- _Stated problem_:
Identify and copy all lines of the material where the string "World" is found.

:: Records to use ::

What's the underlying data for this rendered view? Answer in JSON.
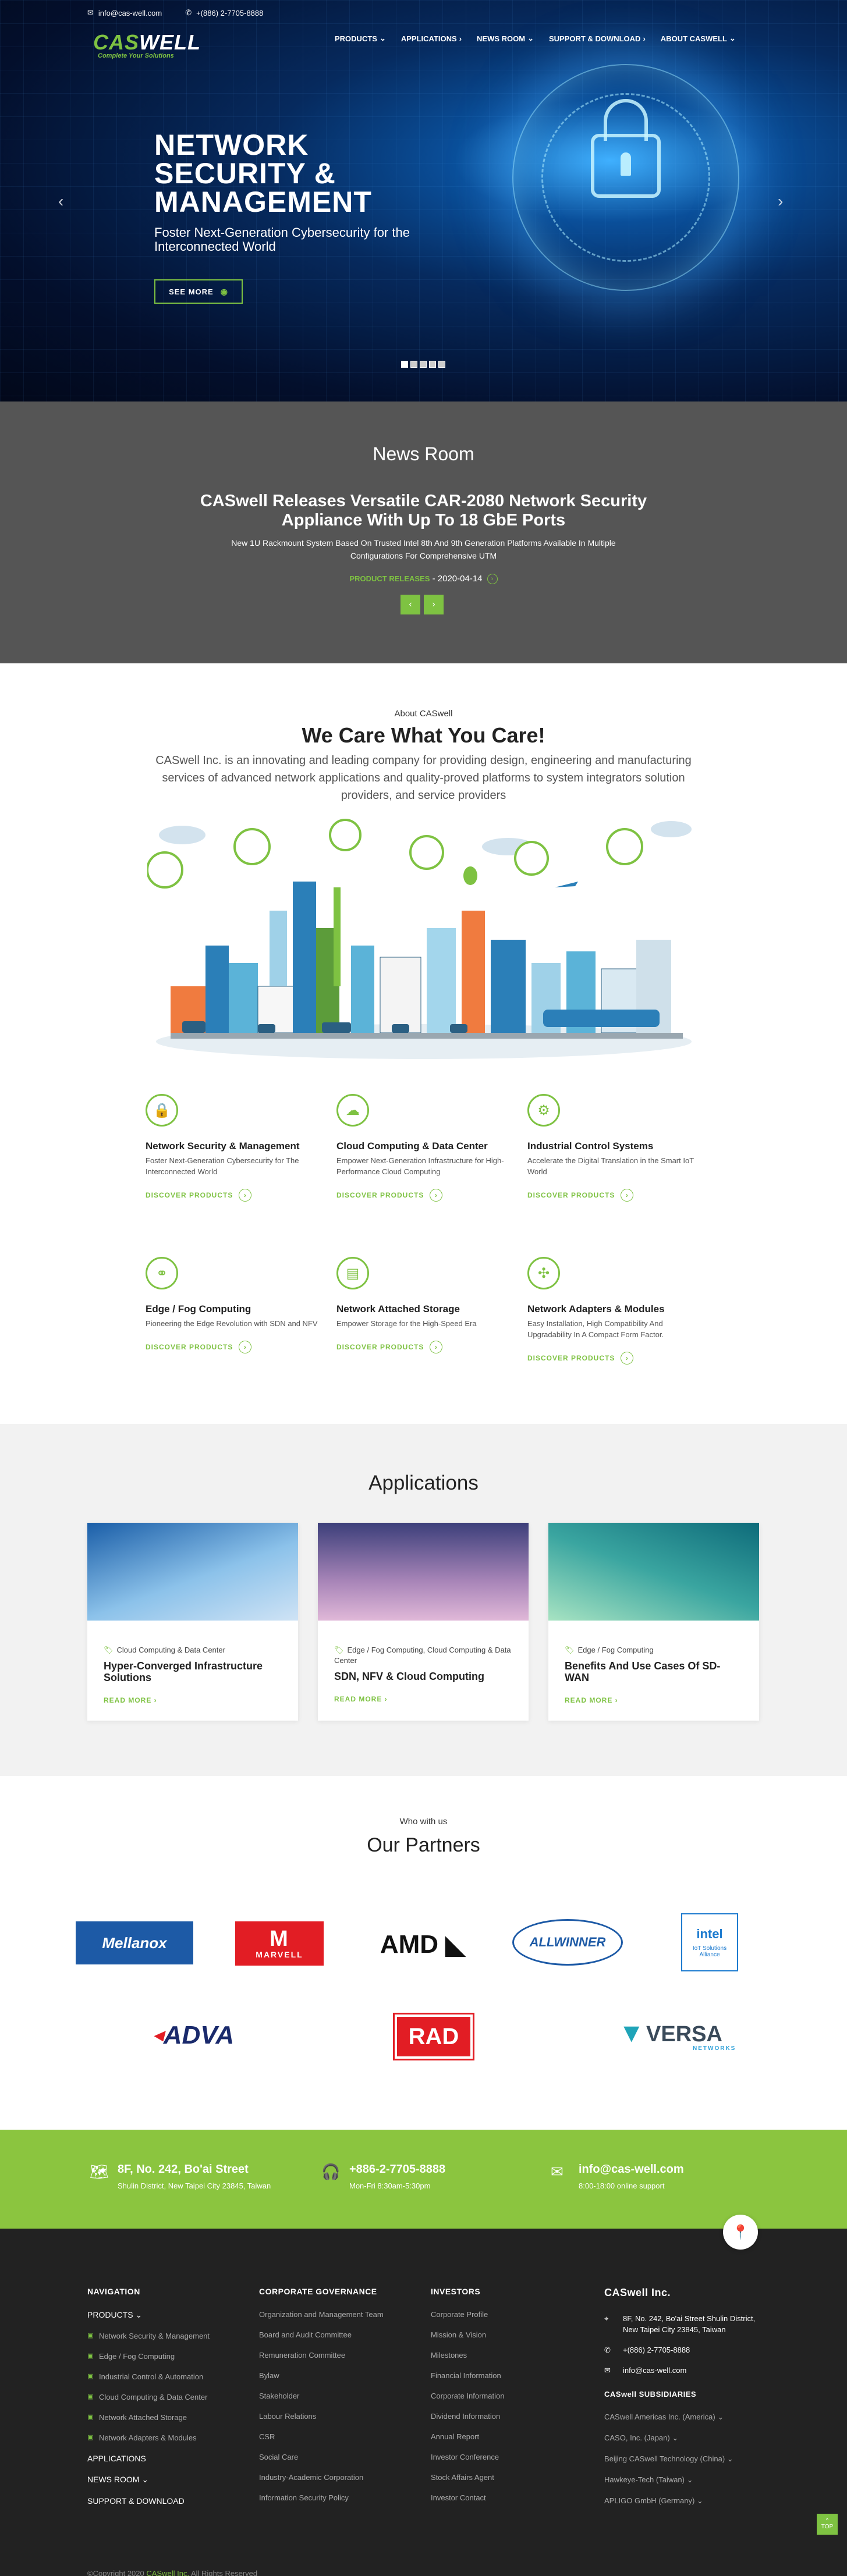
{
  "topbar": {
    "email": "info@cas-well.com",
    "phone": "+(886) 2-7705-8888"
  },
  "logo": {
    "brand_a": "CAS",
    "brand_b": "WELL",
    "tagline": "Complete Your Solutions"
  },
  "nav": [
    {
      "label": "PRODUCTS",
      "caret": "⌄"
    },
    {
      "label": "APPLICATIONS",
      "caret": "›"
    },
    {
      "label": "NEWS ROOM",
      "caret": "⌄"
    },
    {
      "label": "SUPPORT & DOWNLOAD",
      "caret": "›"
    },
    {
      "label": "ABOUT CASWELL",
      "caret": "⌄"
    }
  ],
  "hero": {
    "title_l1": "NETWORK",
    "title_l2": "SECURITY &",
    "title_l3": "MANAGEMENT",
    "subtitle": "Foster Next-Generation Cybersecurity for the Interconnected World",
    "cta": "SEE MORE"
  },
  "news": {
    "heading": "News Room",
    "headline": "CASwell Releases Versatile CAR-2080 Network Security Appliance With Up To 18 GbE Ports",
    "summary": "New 1U Rackmount System Based On Trusted Intel 8th And 9th Generation Platforms Available In Multiple Configurations For Comprehensive UTM",
    "category": "PRODUCT RELEASES",
    "separator": " - ",
    "date": "2020-04-14"
  },
  "about": {
    "kicker": "About CASwell",
    "title": "We Care What You Care!",
    "text": "CASwell Inc. is an innovating and leading company for providing design, engineering and manufacturing services of advanced network applications and quality-proved platforms to system integrators solution providers, and service providers"
  },
  "services": [
    {
      "title": "Network Security & Management",
      "desc": "Foster Next-Generation Cybersecurity for The Interconnected World",
      "link": "DISCOVER PRODUCTS",
      "icon": "lock-icon"
    },
    {
      "title": "Cloud Computing & Data Center",
      "desc": "Empower Next-Generation Infrastructure for High-Performance Cloud Computing",
      "link": "DISCOVER PRODUCTS",
      "icon": "cloud-icon"
    },
    {
      "title": "Industrial Control Systems",
      "desc": "Accelerate the Digital Translation in the Smart IoT World",
      "link": "DISCOVER PRODUCTS",
      "icon": "industry-icon"
    },
    {
      "title": "Edge / Fog Computing",
      "desc": "Pioneering the Edge Revolution with SDN and NFV",
      "link": "DISCOVER PRODUCTS",
      "icon": "edge-icon"
    },
    {
      "title": "Network Attached Storage",
      "desc": "Empower Storage for the High-Speed Era",
      "link": "DISCOVER PRODUCTS",
      "icon": "storage-icon"
    },
    {
      "title": "Network Adapters & Modules",
      "desc": "Easy Installation, High Compatibility And Upgradability In A Compact Form Factor.",
      "link": "DISCOVER PRODUCTS",
      "icon": "puzzle-icon"
    }
  ],
  "applications": {
    "heading": "Applications",
    "cards": [
      {
        "category": "Cloud Computing & Data Center",
        "title": "Hyper-Converged Infrastructure Solutions",
        "link": "READ MORE",
        "color_a": "#1a5ea8",
        "color_b": "#cfe3f5"
      },
      {
        "category": "Edge / Fog Computing, Cloud Computing & Data Center",
        "title": "SDN, NFV & Cloud Computing",
        "link": "READ MORE",
        "color_a": "#3c3f7a",
        "color_b": "#e0b8d8"
      },
      {
        "category": "Edge / Fog Computing",
        "title": "Benefits And Use Cases Of SD-WAN",
        "link": "READ MORE",
        "color_a": "#0e6b7a",
        "color_b": "#a7e3c2"
      }
    ]
  },
  "partners": {
    "kicker": "Who with us",
    "title": "Our Partners",
    "logos": [
      "Mellanox",
      "MARVELL",
      "AMD",
      "ALLWINNER",
      "intel",
      "IoT Solutions Alliance",
      "ADVA",
      "RAD",
      "VERSA",
      "NETWORKS"
    ]
  },
  "contact": {
    "address_title": "8F, No. 242, Bo'ai Street",
    "address_sub": "Shulin District, New Taipei City 23845, Taiwan",
    "phone_title": "+886-2-7705-8888",
    "phone_sub": "Mon-Fri 8:30am-5:30pm",
    "email_title": "info@cas-well.com",
    "email_sub": "8:00-18:00 online support"
  },
  "footer": {
    "nav_heading": "NAVIGATION",
    "nav": [
      "PRODUCTS",
      "APPLICATIONS",
      "NEWS ROOM",
      "SUPPORT & DOWNLOAD"
    ],
    "nav_products_sub": [
      "Network Security & Management",
      "Edge / Fog Computing",
      "Industrial Control & Automation",
      "Cloud Computing & Data Center",
      "Network Attached Storage",
      "Network Adapters & Modules"
    ],
    "gov_heading": "CORPORATE GOVERNANCE",
    "gov": [
      "Organization and Management Team",
      "Board and Audit Committee",
      "Remuneration Committee",
      "Bylaw",
      "Stakeholder",
      "Labour Relations",
      "CSR",
      "Social Care",
      "Industry-Academic Corporation",
      "Information Security Policy"
    ],
    "inv_heading": "INVESTORS",
    "inv": [
      "Corporate Profile",
      "Mission & Vision",
      "Milestones",
      "Financial Information",
      "Corporate Information",
      "Dividend Information",
      "Annual Report",
      "Investor Conference",
      "Stock Affairs Agent",
      "Investor Contact"
    ],
    "company": "CASwell Inc.",
    "address": "8F, No. 242, Bo'ai Street Shulin District, New Taipei City 23845, Taiwan",
    "phone": "+(886) 2-7705-8888",
    "email": "info@cas-well.com",
    "subs_heading": "CASwell SUBSIDIARIES",
    "subs": [
      "CASwell Americas Inc. (America)",
      "CASO, Inc. (Japan)",
      "Beijing CASwell Technology (China)",
      "Hawkeye-Tech (Taiwan)",
      "APLIGO GmbH (Germany)"
    ],
    "copyright_pre": "©Copyright 2020 ",
    "copyright_brand": "CASwell Inc.",
    "copyright_post": " All Rights Reserved",
    "top": "TOP"
  },
  "colors": {
    "accent": "#7ec242",
    "news_bg": "#555555",
    "footer_bg": "#222222",
    "contact_bg": "#8bc53f"
  }
}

:::

- _Response for this exercise_:
    "subtitle": "Foster Next-Generation Cybersecurity for the Interconnected World",
      "desc": "Foster Next-Generation Cybersecurity for The Interconnected World",
      "desc": "Accelerate the Digital Translation in the Smart IoT World",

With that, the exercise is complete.